• [What you have to do]
Identify, in the records below, every line where the string "czysta" appears, and copy each such line.

Start Supplied data

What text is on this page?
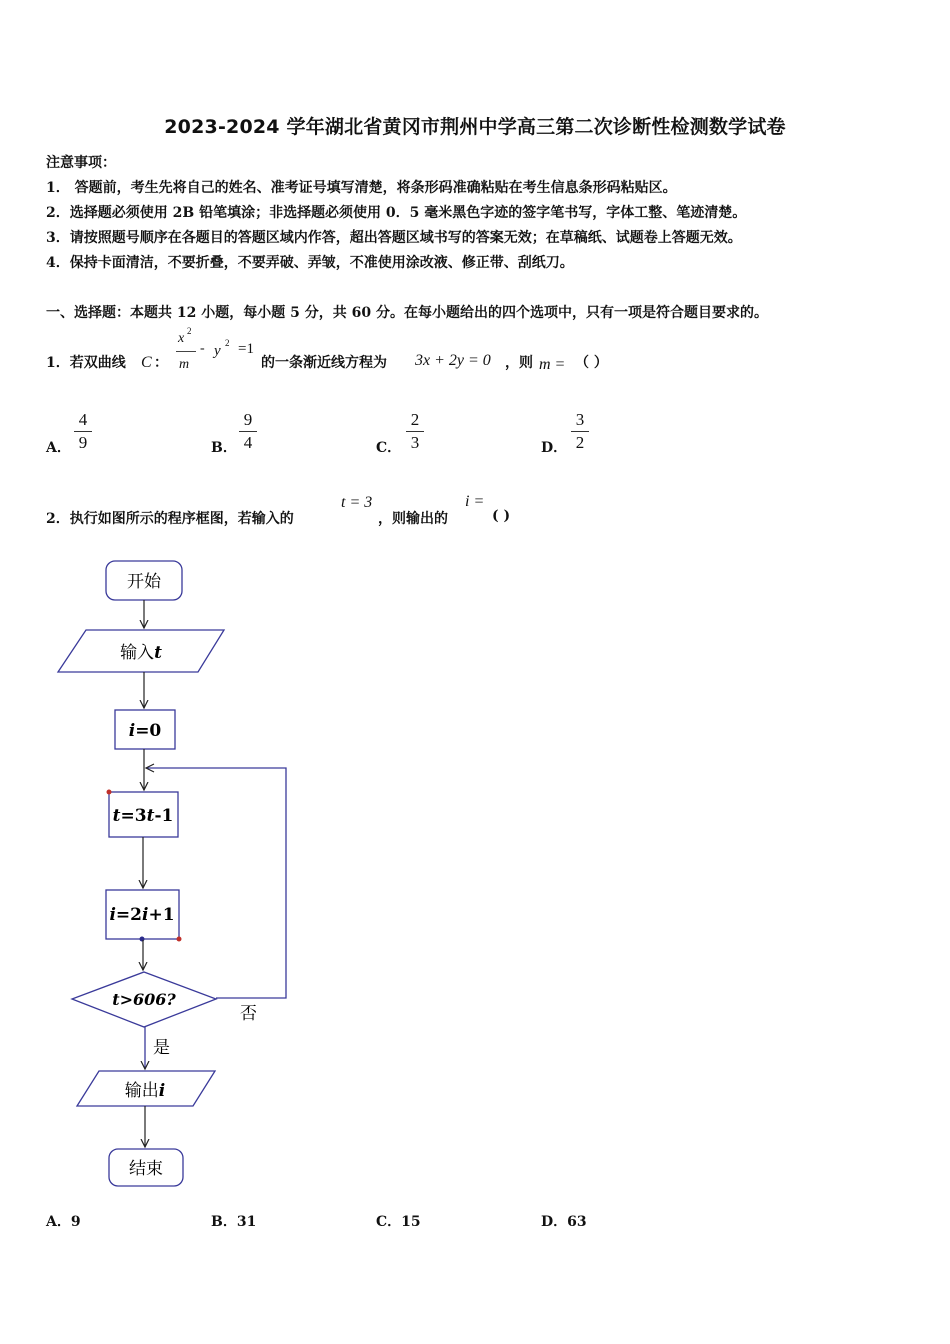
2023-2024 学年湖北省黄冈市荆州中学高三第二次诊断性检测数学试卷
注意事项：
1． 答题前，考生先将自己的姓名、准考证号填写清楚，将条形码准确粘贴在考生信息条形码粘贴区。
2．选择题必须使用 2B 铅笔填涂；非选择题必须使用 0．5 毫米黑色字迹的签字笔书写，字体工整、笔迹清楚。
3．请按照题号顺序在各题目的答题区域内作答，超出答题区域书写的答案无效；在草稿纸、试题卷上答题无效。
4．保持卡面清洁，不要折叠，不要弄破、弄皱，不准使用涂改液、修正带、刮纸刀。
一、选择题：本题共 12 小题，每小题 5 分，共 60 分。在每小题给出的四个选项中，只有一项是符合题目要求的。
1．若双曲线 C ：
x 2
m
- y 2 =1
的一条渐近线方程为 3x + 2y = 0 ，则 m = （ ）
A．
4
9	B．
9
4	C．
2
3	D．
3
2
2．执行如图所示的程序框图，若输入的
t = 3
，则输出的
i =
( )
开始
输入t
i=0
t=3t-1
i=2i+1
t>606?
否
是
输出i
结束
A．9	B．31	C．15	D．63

End Supplied data
Start Supplied data

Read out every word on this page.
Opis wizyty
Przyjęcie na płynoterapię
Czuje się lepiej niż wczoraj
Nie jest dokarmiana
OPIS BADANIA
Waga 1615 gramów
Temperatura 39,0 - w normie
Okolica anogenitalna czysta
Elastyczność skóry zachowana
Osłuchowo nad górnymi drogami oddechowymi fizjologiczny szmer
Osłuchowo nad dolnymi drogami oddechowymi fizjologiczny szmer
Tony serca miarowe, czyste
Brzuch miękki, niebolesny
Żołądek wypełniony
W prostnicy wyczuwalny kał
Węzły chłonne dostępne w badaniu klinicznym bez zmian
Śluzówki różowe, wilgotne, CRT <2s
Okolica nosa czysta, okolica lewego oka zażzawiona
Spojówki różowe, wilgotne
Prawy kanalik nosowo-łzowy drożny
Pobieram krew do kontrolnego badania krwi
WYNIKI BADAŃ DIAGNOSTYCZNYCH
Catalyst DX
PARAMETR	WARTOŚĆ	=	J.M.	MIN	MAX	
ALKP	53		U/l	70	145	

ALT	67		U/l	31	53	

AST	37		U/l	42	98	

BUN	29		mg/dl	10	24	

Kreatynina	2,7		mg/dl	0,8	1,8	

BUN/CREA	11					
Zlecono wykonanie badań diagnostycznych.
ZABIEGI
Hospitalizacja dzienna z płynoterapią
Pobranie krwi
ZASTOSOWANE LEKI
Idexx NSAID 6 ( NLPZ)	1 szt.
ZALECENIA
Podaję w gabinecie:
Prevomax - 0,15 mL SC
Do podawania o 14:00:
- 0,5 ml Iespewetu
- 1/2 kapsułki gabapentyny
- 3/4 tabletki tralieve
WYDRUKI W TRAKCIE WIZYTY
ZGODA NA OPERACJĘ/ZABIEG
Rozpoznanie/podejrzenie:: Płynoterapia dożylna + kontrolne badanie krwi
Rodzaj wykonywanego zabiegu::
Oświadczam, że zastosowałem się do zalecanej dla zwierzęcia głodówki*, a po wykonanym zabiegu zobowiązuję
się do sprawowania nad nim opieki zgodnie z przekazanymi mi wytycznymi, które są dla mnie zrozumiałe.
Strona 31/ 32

End Supplied data

• [Written solution]
Okolica anogenitalna czysta
Okolica nosa czysta, okolica lewego oka zażzawiona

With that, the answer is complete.